**Task instructions**
Tally the lines holding the word "this" and state the count by itself.

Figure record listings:
***

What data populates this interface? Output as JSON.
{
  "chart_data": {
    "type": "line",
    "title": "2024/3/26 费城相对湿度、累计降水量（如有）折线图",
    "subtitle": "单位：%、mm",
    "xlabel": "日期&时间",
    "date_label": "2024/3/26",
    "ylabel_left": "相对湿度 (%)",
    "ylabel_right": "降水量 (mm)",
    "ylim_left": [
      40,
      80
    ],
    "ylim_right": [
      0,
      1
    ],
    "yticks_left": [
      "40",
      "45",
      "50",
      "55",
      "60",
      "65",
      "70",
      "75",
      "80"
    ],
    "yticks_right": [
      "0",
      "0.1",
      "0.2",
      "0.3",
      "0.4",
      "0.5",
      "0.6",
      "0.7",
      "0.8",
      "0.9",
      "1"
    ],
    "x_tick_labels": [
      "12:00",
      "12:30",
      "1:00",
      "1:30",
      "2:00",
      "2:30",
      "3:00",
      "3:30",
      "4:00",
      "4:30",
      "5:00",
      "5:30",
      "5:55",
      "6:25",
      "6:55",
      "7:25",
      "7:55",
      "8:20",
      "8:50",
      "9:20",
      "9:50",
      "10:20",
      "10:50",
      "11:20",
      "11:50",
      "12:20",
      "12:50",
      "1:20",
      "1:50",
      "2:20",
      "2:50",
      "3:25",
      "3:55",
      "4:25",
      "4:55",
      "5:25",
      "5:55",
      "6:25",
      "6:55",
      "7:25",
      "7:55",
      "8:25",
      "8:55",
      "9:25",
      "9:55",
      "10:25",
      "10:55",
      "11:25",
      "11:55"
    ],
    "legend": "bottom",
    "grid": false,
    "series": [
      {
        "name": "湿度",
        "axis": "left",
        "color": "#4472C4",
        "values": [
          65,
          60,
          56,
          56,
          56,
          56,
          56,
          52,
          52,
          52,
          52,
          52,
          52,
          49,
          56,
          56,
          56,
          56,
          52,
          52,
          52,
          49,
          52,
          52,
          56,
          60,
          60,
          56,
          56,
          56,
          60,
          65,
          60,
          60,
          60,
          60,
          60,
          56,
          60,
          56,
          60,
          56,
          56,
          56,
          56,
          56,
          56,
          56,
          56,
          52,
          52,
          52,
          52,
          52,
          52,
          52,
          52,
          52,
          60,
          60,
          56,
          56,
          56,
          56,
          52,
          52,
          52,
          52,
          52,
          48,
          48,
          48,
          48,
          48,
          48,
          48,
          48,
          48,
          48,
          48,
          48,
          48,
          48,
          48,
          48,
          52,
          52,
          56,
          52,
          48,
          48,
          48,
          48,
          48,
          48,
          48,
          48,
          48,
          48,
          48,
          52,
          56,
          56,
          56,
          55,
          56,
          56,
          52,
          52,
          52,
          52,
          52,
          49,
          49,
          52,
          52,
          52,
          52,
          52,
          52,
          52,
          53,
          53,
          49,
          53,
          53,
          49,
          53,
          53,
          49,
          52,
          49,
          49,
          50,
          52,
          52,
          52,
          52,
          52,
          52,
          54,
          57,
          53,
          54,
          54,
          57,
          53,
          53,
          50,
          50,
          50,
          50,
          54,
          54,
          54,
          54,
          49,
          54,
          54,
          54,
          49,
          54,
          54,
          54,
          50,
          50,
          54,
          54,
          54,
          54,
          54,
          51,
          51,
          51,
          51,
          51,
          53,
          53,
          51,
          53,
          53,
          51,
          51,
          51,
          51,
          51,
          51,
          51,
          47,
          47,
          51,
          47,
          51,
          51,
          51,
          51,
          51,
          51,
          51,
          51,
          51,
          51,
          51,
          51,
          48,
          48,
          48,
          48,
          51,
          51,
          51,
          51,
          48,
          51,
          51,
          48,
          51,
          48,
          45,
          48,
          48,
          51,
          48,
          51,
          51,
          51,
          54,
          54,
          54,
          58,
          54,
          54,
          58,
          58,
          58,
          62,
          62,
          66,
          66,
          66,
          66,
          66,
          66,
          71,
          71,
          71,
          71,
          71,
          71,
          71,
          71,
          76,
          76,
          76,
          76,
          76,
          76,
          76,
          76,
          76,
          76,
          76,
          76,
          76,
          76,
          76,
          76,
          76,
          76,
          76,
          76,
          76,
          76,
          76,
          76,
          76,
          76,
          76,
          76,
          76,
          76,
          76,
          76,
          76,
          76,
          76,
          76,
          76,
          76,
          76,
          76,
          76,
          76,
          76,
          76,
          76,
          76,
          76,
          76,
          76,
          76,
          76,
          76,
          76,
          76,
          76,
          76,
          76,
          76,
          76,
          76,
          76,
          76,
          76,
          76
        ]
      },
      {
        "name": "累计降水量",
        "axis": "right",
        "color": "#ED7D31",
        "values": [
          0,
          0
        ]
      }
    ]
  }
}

***

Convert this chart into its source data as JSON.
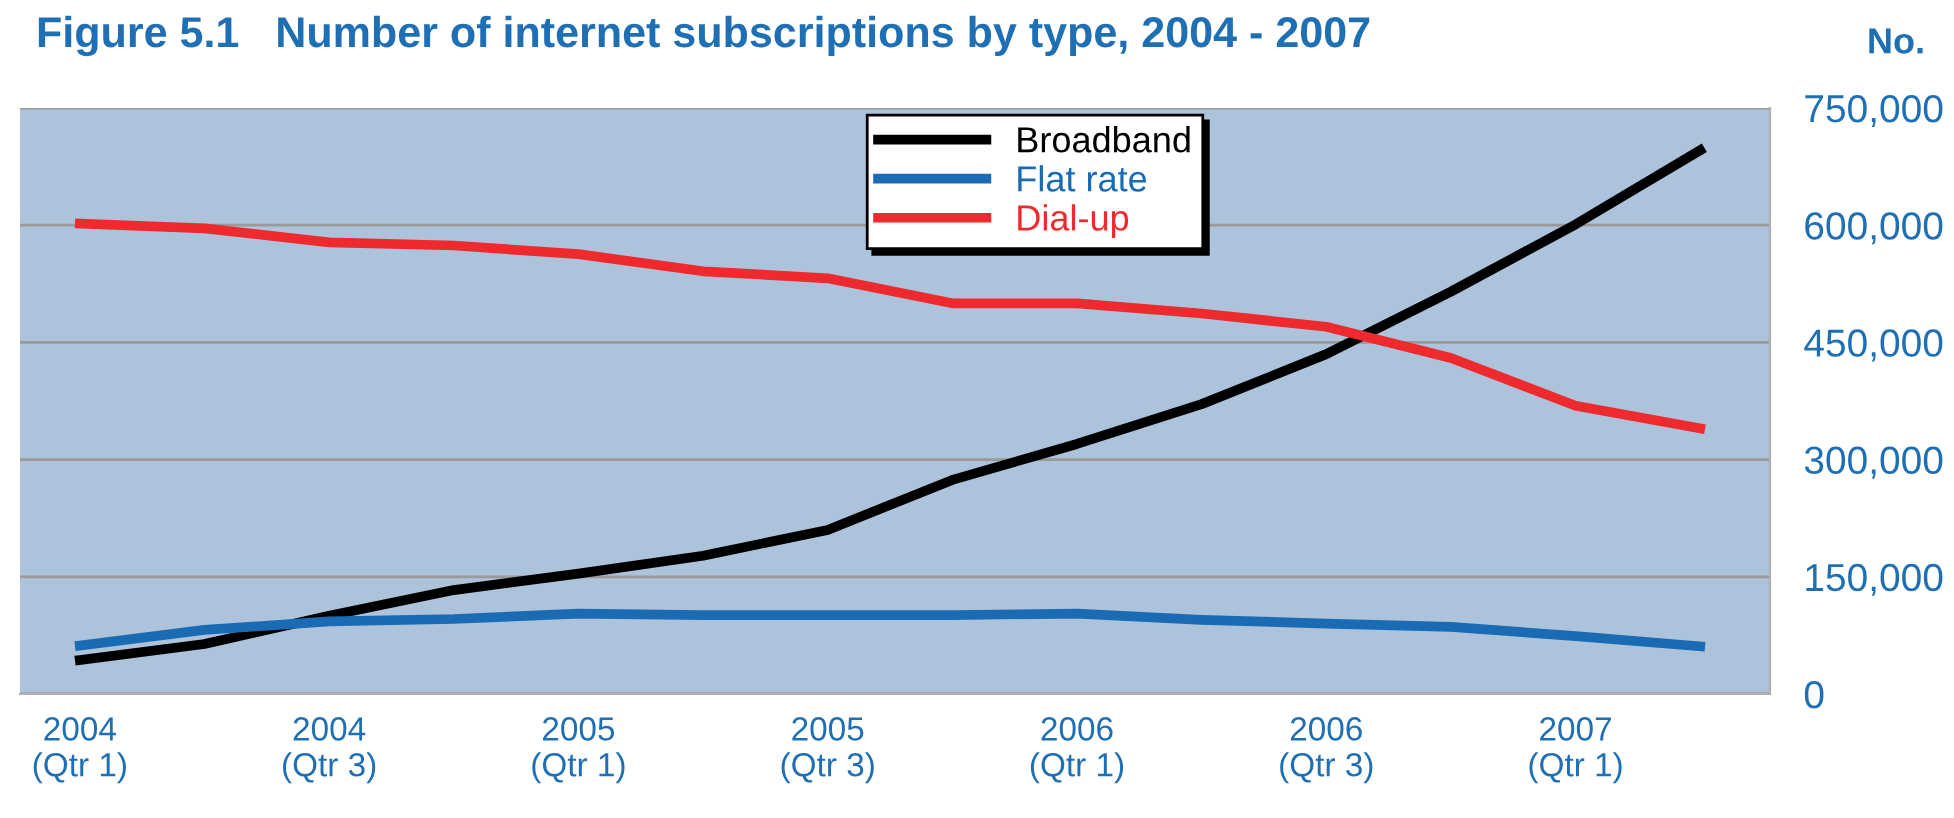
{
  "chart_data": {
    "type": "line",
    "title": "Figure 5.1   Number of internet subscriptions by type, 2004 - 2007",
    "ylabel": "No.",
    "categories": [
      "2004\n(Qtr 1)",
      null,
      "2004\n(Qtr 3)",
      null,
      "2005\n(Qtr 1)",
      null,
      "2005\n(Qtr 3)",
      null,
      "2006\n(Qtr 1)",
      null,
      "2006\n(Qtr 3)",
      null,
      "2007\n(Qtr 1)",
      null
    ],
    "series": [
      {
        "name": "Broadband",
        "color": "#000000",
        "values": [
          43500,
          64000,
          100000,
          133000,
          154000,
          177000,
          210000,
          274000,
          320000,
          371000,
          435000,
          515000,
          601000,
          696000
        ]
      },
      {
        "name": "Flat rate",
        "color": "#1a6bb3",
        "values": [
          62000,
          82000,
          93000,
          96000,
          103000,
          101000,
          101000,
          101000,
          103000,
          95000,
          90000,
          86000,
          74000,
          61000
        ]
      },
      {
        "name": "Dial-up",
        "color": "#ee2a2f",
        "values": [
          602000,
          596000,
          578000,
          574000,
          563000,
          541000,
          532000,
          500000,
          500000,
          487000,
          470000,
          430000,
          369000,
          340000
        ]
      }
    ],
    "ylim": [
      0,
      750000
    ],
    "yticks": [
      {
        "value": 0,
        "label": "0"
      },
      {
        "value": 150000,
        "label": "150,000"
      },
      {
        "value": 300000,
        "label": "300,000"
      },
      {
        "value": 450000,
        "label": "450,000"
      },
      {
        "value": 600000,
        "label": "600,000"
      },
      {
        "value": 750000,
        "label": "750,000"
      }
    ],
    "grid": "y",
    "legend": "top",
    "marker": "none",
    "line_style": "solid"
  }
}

***

**Exercise output**
2